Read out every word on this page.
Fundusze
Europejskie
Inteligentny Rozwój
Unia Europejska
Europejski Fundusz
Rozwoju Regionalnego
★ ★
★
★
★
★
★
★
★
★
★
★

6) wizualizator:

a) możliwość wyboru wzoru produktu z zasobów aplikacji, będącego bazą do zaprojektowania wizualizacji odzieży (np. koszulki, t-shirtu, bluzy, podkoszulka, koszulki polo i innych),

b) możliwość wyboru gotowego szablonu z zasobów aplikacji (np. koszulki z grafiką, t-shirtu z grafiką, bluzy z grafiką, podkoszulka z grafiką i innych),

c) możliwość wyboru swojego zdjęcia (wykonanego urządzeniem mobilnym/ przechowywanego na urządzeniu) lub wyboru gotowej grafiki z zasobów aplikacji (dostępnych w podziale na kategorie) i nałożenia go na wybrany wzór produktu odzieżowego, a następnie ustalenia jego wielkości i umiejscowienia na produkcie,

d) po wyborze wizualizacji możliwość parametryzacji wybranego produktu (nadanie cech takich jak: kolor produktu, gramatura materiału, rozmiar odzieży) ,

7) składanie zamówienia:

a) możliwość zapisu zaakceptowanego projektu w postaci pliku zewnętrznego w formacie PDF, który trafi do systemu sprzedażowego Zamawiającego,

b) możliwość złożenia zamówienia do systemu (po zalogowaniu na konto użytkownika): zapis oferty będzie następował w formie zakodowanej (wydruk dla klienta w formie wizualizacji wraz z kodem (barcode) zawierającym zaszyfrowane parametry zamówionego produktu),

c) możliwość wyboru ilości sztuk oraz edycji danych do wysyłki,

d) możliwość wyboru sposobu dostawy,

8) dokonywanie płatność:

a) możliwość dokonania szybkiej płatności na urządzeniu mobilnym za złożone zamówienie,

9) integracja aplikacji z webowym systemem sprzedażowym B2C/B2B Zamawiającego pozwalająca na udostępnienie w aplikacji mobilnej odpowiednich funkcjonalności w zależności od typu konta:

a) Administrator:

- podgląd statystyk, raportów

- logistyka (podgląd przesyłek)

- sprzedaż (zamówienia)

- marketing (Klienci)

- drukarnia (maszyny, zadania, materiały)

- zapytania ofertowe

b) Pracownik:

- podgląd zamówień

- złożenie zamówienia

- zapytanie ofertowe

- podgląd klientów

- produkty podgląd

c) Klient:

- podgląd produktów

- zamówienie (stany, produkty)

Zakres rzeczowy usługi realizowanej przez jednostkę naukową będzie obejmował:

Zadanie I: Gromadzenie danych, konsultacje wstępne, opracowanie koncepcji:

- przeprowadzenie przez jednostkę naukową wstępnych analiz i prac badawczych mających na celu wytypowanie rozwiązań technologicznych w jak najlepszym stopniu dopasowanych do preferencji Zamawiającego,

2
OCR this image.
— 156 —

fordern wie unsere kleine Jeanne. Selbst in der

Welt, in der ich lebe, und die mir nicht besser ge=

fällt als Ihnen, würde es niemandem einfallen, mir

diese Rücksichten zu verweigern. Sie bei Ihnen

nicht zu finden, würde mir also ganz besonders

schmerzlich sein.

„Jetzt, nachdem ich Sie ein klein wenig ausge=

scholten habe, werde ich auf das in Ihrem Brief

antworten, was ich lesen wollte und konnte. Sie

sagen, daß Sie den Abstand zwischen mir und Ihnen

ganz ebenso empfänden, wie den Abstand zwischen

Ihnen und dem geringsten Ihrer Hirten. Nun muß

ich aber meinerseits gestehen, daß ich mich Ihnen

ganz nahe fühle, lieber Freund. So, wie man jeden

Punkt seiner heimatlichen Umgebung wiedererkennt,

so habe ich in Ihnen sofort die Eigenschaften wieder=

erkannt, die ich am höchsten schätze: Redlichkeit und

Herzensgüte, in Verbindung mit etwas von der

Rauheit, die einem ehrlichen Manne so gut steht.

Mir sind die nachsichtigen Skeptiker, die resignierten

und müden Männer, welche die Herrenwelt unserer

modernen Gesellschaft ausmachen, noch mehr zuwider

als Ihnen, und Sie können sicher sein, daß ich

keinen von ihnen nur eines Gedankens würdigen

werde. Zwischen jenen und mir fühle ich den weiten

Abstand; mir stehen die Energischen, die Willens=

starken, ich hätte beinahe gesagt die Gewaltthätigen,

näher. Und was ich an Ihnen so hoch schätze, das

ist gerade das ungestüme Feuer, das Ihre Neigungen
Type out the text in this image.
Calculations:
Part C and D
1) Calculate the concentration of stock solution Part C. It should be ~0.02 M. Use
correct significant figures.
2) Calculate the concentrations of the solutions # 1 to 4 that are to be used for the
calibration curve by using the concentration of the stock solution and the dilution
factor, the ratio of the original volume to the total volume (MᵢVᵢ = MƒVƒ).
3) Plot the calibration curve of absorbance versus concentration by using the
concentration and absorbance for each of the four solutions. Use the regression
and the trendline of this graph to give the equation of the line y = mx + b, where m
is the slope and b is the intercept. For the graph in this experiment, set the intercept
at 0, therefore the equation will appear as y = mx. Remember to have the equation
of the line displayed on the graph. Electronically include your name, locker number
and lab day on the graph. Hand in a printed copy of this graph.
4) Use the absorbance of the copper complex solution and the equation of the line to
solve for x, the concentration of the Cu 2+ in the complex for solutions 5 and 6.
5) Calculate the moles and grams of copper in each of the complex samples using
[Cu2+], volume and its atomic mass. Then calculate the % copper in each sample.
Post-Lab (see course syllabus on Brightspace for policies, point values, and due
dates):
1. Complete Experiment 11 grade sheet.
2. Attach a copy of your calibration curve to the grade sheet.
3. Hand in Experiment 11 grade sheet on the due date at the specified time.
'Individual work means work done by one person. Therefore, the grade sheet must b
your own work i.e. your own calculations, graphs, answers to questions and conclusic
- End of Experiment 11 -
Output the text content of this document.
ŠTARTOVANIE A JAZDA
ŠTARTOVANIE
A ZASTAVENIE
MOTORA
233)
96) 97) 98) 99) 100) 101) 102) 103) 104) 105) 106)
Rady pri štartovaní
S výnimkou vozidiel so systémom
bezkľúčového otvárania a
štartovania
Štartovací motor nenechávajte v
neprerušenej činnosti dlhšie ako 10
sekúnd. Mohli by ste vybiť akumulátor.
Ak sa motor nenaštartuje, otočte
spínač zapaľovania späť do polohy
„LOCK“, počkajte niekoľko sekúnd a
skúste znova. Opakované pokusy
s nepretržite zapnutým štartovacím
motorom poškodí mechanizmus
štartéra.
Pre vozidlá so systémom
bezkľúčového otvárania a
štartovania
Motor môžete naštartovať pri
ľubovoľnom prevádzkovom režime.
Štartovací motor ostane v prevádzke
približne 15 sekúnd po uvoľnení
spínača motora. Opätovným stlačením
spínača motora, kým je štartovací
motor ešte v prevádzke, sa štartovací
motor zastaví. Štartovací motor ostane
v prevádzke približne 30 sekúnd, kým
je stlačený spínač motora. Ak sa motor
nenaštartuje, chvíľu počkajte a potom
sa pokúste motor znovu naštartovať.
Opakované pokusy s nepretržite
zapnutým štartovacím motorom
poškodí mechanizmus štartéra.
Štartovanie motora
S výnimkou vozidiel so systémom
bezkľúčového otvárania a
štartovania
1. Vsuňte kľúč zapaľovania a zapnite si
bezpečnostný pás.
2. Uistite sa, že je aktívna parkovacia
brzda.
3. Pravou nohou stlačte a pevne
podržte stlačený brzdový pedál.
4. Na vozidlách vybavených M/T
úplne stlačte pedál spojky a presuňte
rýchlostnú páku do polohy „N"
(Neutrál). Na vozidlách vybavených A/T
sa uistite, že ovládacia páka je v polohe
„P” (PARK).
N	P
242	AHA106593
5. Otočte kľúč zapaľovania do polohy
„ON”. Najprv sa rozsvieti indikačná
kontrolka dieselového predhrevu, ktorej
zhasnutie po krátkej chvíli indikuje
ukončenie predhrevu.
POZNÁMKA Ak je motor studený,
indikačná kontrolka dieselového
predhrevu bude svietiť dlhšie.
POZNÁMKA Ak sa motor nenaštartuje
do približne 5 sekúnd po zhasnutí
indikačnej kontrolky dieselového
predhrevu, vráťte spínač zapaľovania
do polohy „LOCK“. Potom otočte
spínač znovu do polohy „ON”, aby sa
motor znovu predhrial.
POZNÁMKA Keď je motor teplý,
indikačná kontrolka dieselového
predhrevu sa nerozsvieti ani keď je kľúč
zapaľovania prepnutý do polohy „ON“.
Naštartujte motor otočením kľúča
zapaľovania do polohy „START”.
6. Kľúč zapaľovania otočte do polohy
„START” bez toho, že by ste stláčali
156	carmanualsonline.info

******************************

Directions for this task: In the listing above, locate each line with "ostane" and copy it.

Answer below:
Štartovací motor ostane v prevádzke
motor zastaví. Štartovací motor ostane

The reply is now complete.